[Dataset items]
^^^^

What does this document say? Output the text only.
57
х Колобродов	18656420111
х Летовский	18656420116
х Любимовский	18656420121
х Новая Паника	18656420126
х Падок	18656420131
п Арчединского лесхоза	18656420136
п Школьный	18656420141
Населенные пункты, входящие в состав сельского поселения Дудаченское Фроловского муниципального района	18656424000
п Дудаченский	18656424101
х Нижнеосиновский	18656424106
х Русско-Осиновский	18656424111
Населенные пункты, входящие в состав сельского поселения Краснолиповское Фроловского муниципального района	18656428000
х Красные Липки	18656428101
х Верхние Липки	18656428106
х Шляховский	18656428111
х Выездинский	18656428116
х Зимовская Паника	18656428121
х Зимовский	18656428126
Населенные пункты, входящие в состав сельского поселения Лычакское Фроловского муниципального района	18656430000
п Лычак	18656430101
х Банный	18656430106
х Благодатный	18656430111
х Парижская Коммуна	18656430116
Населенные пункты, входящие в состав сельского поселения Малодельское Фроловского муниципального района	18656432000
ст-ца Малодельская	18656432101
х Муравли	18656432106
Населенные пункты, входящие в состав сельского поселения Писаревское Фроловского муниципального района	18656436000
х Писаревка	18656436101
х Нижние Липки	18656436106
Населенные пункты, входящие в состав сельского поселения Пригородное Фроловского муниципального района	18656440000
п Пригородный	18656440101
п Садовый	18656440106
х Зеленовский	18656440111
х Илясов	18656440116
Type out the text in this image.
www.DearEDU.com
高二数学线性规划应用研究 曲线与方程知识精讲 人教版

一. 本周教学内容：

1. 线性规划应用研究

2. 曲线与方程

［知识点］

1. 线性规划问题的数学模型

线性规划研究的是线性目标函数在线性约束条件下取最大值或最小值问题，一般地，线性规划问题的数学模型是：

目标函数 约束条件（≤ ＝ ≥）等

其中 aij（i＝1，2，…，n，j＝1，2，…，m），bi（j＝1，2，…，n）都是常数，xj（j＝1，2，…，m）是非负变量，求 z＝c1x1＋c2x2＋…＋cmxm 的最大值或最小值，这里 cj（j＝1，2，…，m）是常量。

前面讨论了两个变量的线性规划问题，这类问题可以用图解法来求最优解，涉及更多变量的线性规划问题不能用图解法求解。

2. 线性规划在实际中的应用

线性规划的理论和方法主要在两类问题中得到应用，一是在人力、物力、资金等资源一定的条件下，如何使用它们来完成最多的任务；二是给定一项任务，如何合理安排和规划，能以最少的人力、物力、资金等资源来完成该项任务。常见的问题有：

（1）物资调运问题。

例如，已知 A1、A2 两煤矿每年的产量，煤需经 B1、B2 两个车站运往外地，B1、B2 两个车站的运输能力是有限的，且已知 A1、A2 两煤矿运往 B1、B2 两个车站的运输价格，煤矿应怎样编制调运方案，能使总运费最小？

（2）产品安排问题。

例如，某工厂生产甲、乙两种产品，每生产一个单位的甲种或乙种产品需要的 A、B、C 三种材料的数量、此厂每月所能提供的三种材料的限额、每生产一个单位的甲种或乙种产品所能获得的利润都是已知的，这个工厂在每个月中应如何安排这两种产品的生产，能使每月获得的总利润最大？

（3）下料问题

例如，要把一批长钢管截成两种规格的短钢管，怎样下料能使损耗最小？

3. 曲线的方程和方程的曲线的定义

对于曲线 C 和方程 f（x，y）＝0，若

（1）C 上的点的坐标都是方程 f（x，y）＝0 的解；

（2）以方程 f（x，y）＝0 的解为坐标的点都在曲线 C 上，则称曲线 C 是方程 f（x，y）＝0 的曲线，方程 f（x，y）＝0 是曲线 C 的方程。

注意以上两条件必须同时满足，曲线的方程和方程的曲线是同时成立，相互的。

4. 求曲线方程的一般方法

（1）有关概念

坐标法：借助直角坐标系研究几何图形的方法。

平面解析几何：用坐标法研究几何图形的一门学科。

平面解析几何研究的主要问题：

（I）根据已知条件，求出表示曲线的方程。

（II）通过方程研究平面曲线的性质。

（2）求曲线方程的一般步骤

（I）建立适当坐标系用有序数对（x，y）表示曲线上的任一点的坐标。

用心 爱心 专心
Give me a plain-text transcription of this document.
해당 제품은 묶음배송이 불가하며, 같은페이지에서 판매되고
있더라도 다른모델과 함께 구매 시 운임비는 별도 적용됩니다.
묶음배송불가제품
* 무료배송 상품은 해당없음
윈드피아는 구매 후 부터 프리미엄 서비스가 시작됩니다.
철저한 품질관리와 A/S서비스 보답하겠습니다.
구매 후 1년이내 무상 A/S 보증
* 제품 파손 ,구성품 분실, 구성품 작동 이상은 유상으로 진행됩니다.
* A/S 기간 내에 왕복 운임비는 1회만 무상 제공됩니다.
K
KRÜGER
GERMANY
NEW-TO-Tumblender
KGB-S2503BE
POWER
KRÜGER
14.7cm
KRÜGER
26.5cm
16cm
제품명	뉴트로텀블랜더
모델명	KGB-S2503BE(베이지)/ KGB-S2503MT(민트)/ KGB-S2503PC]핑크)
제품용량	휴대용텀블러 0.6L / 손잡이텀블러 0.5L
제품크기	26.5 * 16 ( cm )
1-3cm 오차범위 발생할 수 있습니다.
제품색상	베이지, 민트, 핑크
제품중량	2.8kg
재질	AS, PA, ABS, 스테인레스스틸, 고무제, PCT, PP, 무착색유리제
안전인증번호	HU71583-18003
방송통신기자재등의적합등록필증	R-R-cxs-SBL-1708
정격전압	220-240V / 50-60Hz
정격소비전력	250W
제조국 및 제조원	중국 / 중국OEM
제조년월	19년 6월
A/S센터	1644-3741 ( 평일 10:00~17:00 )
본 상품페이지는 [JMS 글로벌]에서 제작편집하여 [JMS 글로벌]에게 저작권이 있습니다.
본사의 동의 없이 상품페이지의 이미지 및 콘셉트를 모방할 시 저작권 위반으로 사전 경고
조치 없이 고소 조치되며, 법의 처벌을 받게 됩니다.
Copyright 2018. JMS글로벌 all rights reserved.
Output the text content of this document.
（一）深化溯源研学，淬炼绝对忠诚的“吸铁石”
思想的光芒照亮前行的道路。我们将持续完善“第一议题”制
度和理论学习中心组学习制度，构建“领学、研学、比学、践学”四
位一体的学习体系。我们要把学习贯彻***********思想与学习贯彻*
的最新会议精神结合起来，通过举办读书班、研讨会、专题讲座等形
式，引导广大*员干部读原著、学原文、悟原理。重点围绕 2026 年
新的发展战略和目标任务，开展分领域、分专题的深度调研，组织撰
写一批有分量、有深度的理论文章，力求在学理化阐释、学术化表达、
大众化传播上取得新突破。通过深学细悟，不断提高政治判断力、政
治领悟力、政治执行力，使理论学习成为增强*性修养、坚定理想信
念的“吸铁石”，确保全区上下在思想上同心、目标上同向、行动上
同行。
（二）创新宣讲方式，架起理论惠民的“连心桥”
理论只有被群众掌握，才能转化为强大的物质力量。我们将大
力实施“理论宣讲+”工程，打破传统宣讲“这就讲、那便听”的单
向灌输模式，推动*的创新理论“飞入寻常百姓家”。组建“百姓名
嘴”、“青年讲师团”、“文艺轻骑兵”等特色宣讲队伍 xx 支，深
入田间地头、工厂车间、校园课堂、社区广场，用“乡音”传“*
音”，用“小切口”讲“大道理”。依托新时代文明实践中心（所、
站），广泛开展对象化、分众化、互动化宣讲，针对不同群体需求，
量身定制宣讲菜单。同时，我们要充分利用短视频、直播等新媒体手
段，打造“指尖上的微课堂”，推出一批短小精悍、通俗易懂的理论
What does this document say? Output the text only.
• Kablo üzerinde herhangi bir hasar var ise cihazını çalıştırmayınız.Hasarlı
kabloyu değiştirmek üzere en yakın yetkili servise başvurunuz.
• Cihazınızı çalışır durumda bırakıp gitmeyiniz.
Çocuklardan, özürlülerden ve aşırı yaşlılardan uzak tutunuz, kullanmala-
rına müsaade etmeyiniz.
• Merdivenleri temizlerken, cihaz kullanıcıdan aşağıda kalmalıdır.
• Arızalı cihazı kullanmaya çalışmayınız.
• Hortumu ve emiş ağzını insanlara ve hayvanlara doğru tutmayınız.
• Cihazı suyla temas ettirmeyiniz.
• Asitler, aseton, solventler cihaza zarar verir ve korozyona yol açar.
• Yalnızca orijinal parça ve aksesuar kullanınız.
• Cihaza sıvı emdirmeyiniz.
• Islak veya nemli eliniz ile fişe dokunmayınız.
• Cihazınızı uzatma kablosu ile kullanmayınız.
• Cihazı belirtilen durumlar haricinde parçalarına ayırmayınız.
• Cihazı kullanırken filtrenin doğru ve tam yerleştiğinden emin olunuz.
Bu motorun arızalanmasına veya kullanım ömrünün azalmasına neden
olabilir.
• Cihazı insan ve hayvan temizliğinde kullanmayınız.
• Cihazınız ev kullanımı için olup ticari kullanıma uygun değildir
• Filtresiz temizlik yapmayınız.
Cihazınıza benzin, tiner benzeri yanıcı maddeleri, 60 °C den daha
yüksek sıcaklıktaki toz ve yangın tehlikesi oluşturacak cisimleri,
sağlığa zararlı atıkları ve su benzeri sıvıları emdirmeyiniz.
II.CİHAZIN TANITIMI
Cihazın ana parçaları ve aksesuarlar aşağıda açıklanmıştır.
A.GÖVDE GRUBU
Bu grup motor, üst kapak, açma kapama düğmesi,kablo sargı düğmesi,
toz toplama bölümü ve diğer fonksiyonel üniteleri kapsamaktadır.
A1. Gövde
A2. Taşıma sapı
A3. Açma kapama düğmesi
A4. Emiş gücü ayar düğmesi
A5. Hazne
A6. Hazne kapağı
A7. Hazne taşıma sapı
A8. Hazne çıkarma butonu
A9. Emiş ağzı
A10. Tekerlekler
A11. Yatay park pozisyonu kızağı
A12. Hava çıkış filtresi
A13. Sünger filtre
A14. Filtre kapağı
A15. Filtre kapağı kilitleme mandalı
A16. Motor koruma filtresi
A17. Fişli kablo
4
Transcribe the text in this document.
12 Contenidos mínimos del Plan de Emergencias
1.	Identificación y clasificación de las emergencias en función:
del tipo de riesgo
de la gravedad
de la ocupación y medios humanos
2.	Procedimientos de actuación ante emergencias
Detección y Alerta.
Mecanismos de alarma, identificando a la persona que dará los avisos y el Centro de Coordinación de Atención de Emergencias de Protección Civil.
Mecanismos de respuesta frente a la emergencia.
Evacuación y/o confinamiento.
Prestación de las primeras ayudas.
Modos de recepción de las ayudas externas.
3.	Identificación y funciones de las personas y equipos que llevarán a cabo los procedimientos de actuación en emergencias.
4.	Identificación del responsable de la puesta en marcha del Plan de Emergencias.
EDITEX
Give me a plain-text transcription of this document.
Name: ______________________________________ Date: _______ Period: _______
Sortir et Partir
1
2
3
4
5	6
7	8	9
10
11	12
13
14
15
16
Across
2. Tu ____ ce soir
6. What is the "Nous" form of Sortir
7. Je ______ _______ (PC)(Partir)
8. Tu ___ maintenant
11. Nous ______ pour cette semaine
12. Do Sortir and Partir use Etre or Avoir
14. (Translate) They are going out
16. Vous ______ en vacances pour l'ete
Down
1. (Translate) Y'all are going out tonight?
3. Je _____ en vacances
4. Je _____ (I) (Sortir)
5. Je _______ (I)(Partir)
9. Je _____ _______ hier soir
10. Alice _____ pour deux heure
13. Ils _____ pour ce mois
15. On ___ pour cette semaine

^^^^

YOUR OBJECTIVE:
Find the lines above that contain the word "text" and collect them.

EXERCISE RESPONSE:
What does this document say? Output the text only.
Type out the text in this image.
Give me a plain-text transcription of this document.
Output the text content of this document.
What does this document say? Output the text only.
Transcribe the text in this document.
Give me a plain-text transcription of this document.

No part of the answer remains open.